╭─ INPUT ROWS

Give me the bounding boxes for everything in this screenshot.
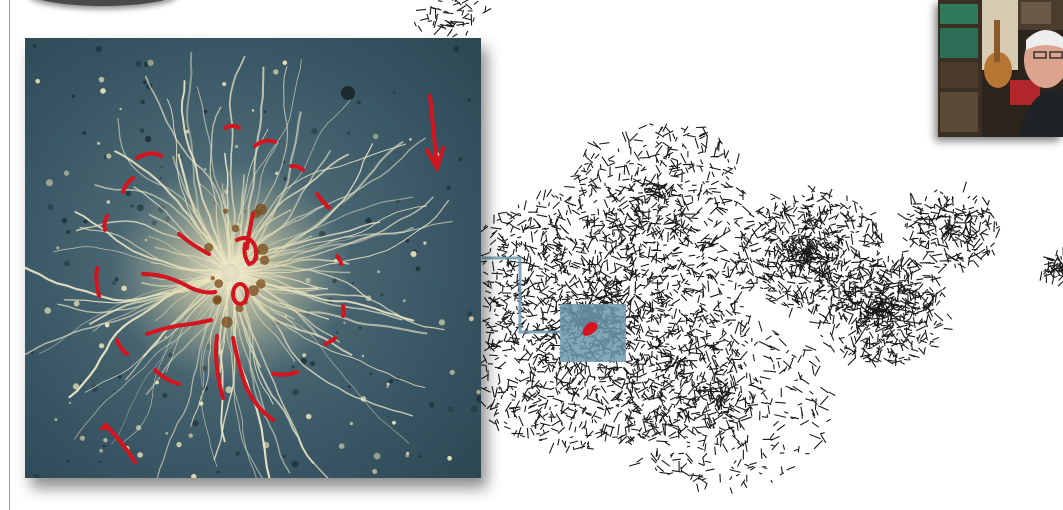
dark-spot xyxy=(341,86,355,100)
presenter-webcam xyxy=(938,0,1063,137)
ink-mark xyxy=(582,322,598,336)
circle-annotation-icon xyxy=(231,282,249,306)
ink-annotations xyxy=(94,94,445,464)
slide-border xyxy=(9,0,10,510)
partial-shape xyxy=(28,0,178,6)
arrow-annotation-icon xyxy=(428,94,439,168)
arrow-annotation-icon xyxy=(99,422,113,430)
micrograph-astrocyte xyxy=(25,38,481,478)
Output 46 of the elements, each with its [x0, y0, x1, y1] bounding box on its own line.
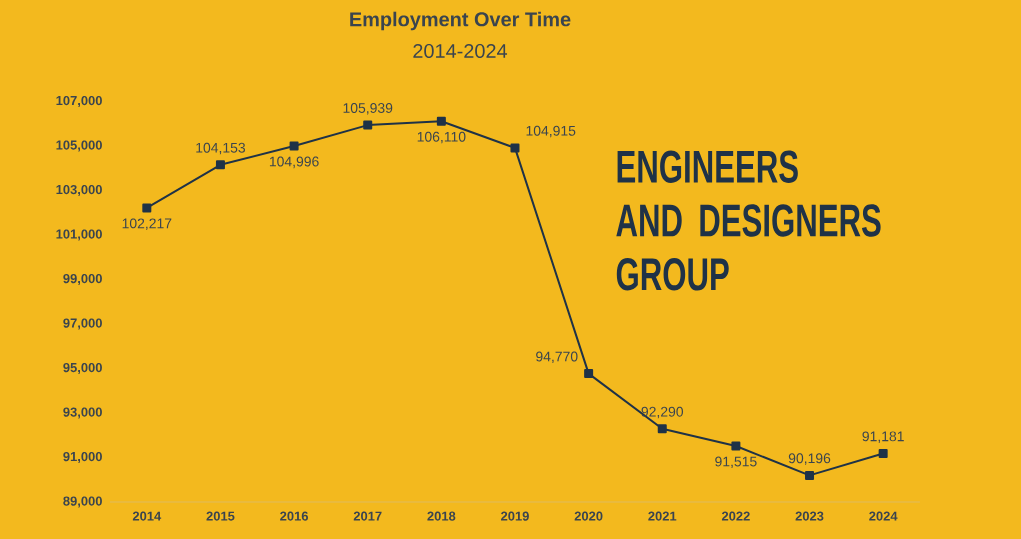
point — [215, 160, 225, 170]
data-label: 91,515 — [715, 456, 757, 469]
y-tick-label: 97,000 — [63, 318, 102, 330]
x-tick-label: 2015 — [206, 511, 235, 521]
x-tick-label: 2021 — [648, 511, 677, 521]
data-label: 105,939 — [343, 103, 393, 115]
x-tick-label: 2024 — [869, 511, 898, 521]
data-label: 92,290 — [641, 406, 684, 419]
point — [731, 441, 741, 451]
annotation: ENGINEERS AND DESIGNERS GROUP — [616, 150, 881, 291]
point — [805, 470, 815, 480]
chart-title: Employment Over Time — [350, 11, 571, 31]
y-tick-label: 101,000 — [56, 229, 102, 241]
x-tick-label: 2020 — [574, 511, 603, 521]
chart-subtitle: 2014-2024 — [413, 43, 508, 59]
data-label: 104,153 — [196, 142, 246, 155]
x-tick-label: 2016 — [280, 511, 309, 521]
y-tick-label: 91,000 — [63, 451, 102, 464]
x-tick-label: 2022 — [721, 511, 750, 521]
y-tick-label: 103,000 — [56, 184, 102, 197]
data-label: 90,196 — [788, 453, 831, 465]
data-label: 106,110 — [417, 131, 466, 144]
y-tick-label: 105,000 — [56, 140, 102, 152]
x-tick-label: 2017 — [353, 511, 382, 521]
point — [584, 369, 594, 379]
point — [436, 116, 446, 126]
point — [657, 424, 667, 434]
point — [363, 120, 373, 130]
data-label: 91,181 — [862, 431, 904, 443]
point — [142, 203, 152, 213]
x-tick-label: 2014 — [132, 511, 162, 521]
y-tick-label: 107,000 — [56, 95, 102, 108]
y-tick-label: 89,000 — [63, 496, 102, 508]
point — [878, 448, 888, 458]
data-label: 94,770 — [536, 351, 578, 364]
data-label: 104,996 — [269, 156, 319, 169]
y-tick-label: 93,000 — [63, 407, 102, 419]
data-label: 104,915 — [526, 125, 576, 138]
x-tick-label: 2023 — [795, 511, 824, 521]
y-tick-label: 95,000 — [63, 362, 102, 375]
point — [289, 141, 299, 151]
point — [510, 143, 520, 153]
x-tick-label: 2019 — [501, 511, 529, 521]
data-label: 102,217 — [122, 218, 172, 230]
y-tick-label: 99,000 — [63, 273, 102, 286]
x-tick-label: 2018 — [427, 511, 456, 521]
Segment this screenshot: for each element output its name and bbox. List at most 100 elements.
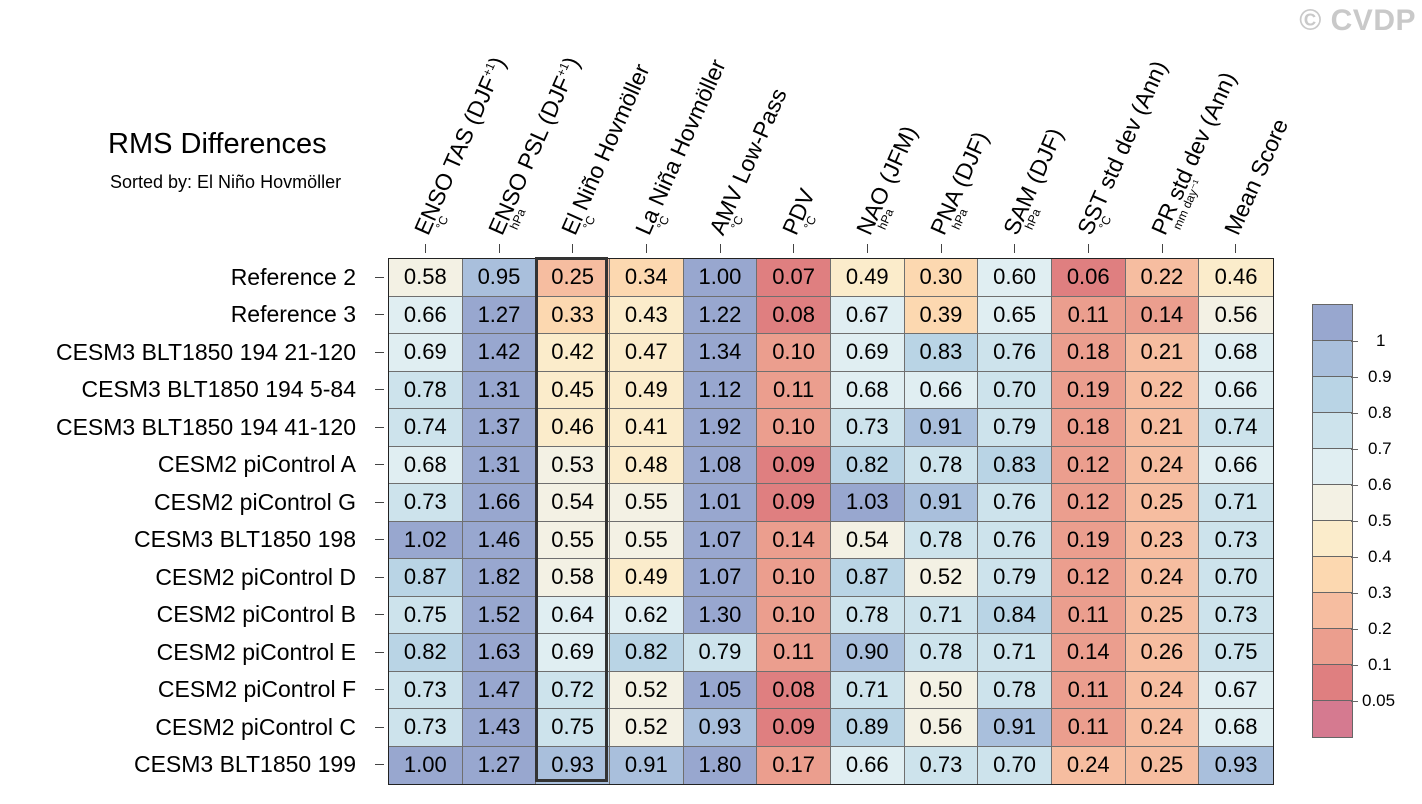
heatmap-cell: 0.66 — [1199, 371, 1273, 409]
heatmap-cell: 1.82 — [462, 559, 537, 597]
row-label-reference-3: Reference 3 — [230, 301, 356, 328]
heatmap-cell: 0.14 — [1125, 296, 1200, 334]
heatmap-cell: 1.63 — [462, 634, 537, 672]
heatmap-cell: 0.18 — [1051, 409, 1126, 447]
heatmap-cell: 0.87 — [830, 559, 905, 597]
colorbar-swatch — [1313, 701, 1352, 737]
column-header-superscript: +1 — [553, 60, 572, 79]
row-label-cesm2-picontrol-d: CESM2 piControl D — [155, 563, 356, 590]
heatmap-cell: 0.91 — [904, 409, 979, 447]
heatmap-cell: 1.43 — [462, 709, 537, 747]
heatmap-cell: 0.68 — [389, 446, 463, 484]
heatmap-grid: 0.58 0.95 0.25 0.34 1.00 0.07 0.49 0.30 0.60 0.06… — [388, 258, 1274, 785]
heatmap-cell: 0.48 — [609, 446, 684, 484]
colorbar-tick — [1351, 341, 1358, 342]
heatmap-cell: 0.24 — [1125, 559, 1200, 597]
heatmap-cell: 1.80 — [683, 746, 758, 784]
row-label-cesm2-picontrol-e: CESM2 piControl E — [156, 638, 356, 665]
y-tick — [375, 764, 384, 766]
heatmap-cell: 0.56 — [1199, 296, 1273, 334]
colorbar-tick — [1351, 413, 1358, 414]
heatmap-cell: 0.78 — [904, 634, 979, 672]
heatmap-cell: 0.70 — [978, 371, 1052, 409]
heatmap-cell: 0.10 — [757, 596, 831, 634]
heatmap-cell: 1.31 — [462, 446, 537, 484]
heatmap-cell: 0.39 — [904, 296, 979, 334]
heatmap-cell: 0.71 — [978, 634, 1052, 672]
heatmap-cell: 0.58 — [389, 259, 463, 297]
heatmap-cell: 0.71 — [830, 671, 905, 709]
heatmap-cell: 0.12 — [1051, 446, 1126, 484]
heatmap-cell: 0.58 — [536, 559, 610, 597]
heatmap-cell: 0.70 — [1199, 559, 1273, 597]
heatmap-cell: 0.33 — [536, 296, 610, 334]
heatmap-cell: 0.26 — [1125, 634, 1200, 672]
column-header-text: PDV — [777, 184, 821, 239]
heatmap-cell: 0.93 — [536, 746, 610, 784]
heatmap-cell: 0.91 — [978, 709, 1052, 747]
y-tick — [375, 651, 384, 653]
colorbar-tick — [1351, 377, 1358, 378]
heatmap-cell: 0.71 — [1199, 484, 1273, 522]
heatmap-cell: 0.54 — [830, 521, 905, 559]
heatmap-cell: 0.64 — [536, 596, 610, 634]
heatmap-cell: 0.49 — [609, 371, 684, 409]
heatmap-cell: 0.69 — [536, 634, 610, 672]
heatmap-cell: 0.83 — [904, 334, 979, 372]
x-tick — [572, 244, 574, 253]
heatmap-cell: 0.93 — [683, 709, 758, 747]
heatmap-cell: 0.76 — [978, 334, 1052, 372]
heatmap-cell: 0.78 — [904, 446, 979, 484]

╰─

EXERCISE PROMPT
Put every line in the rows above into a numbered list, leaving out the pictures and any blank lines.

RESPONSE
1. Give me the bounding boxes for everything in this screenshot.
2. dark-spot xyxy=(341,86,355,100)
3. presenter-webcam xyxy=(938,0,1063,137)
4. ink-mark xyxy=(582,322,598,336)
5. circle-annotation-icon xyxy=(231,282,249,306)
6. ink-annotations xyxy=(94,94,445,464)
7. slide-border xyxy=(9,0,10,510)
8. partial-shape xyxy=(28,0,178,6)
9. arrow-annotation-icon xyxy=(428,94,439,168)
10. arrow-annotation-icon xyxy=(99,422,113,430)
11. micrograph-astrocyte xyxy=(25,38,481,478)
12. Output 46 of the elements, each with its [x0, y0, x1, y1] bounding box on its own line.
13. point — [215, 160, 225, 170]
14. data-label: 91,515 — [715, 456, 757, 469]
15. y-tick-label: 97,000 — [63, 318, 102, 330]
16. x-tick-label: 2015 — [206, 511, 235, 521]
17. x-tick-label: 2021 — [648, 511, 677, 521]
18. data-label: 105,939 — [343, 103, 393, 115]
19. x-tick-label: 2024 — [869, 511, 898, 521]
20. data-label: 92,290 — [641, 406, 684, 419]
21. point — [731, 441, 741, 451]
22. annotation: ENGINEERS AND DESIGNERS GROUP — [616, 150, 881, 291]
23. point — [805, 470, 815, 480]
24. chart-title: Employment Over Time — [350, 11, 571, 31]
25. y-tick-label: 101,000 — [56, 229, 102, 241]
26. x-tick-label: 2020 — [574, 511, 603, 521]
27. chart-subtitle: 2014-2024 — [413, 43, 508, 59]
28. data-label: 104,153 — [196, 142, 246, 155]
29. x-tick-label: 2016 — [280, 511, 309, 521]
30. y-tick-label: 91,000 — [63, 451, 102, 464]
31. x-tick-label: 2022 — [721, 511, 750, 521]
32. y-tick-label: 103,000 — [56, 184, 102, 197]
33. data-label: 90,196 — [788, 453, 831, 465]
34. data-label: 106,110 — [417, 131, 466, 144]
35. y-tick-label: 105,000 — [56, 140, 102, 152]
36. x-tick-label: 2017 — [353, 511, 382, 521]
37. point — [584, 369, 594, 379]
38. point — [436, 116, 446, 126]
39. point — [657, 424, 667, 434]
40. point — [363, 120, 373, 130]
41. data-label: 91,181 — [862, 431, 904, 443]
42. point — [142, 203, 152, 213]
43. x-tick-label: 2014 — [132, 511, 162, 521]
44. y-tick-label: 107,000 — [56, 95, 102, 108]
45. y-tick-label: 89,000 — [63, 496, 102, 508]
46. point — [878, 448, 888, 458]
47. data-label: 94,770 — [536, 351, 578, 364]
48. data-label: 104,996 — [269, 156, 319, 169]
49. y-tick-label: 93,000 — [63, 407, 102, 419]
50. data-label: 104,915 — [526, 125, 576, 138]
51. x-tick-label: 2023 — [795, 511, 824, 521]
52. y-tick-label: 95,000 — [63, 362, 102, 375]
53. point — [289, 141, 299, 151]
54. point — [510, 143, 520, 153]
55. x-tick-label: 2019 — [501, 511, 529, 521]
56. data-label: 102,217 — [122, 218, 172, 230]
57. y-tick-label: 99,000 — [63, 273, 102, 286]
58. x-tick-label: 2018 — [427, 511, 456, 521]
59. Segment this screenshot: for each element output its name and bbox. List at most 100 elements.
60. heatmap-cell: 0.66 — [1199, 371, 1273, 409]
61. heatmap-cell: 1.82 — [462, 559, 537, 597]
62. row-label-reference-3: Reference 3 — [230, 301, 356, 328]
63. heatmap-cell: 0.14 — [1125, 296, 1200, 334]
64. heatmap-cell: 1.63 — [462, 634, 537, 672]
65. heatmap-cell: 0.18 — [1051, 409, 1126, 447]
66. heatmap-cell: 0.87 — [830, 559, 905, 597]
67. colorbar-swatch — [1313, 701, 1352, 737]
68. column-header-superscript: +1 — [553, 60, 572, 79]
69. row-label-cesm2-picontrol-d: CESM2 piControl D — [155, 563, 356, 590]
70. heatmap-cell: 0.91 — [904, 409, 979, 447]
71. heatmap-cell: 1.43 — [462, 709, 537, 747]
72. heatmap-cell: 0.68 — [389, 446, 463, 484]
73. heatmap-grid: 0.58 0.95 0.25 0.34 1.00 0.07 0.49 0.30 0.60 0.06… — [388, 258, 1274, 785]
74. heatmap-cell: 0.48 — [609, 446, 684, 484]
75. colorbar-tick — [1351, 341, 1358, 342]
76. heatmap-cell: 0.24 — [1125, 559, 1200, 597]
77. heatmap-cell: 1.80 — [683, 746, 758, 784]
78. row-label-cesm2-picontrol-e: CESM2 piControl E — [156, 638, 356, 665]
79. y-tick — [375, 764, 384, 766]
80. heatmap-cell: 0.56 — [1199, 296, 1273, 334]
81. colorbar-tick — [1351, 413, 1358, 414]
82. heatmap-cell: 0.78 — [904, 634, 979, 672]
83. heatmap-cell: 0.70 — [978, 371, 1052, 409]
84. heatmap-cell: 0.10 — [757, 596, 831, 634]
85. heatmap-cell: 1.31 — [462, 446, 537, 484]
86. heatmap-cell: 0.39 — [904, 296, 979, 334]
87. heatmap-cell: 0.71 — [978, 634, 1052, 672]
88. heatmap-cell: 0.58 — [389, 259, 463, 297]
89. heatmap-cell: 0.71 — [830, 671, 905, 709]
90. heatmap-cell: 0.12 — [1051, 446, 1126, 484]
91. heatmap-cell: 0.58 — [536, 559, 610, 597]
92. heatmap-cell: 0.70 — [1199, 559, 1273, 597]
93. heatmap-cell: 0.33 — [536, 296, 610, 334]
94. heatmap-cell: 0.26 — [1125, 634, 1200, 672]
95. column-header-text: PDV — [777, 184, 821, 239]
96. heatmap-cell: 0.93 — [536, 746, 610, 784]
97. heatmap-cell: 0.91 — [978, 709, 1052, 747]
98. y-tick — [375, 651, 384, 653]
99. colorbar-tick — [1351, 377, 1358, 378]
100. heatmap-cell: 0.71 — [1199, 484, 1273, 522]
101. heatmap-cell: 0.54 — [830, 521, 905, 559]
102. heatmap-cell: 0.64 — [536, 596, 610, 634]
103. heatmap-cell: 0.49 — [609, 371, 684, 409]
104. heatmap-cell: 0.69 — [536, 634, 610, 672]
105. heatmap-cell: 0.83 — [904, 334, 979, 372]
106. x-tick — [572, 244, 574, 253]
107. heatmap-cell: 0.93 — [683, 709, 758, 747]
108. heatmap-cell: 0.76 — [978, 334, 1052, 372]
109. heatmap-cell: 0.78 — [904, 446, 979, 484]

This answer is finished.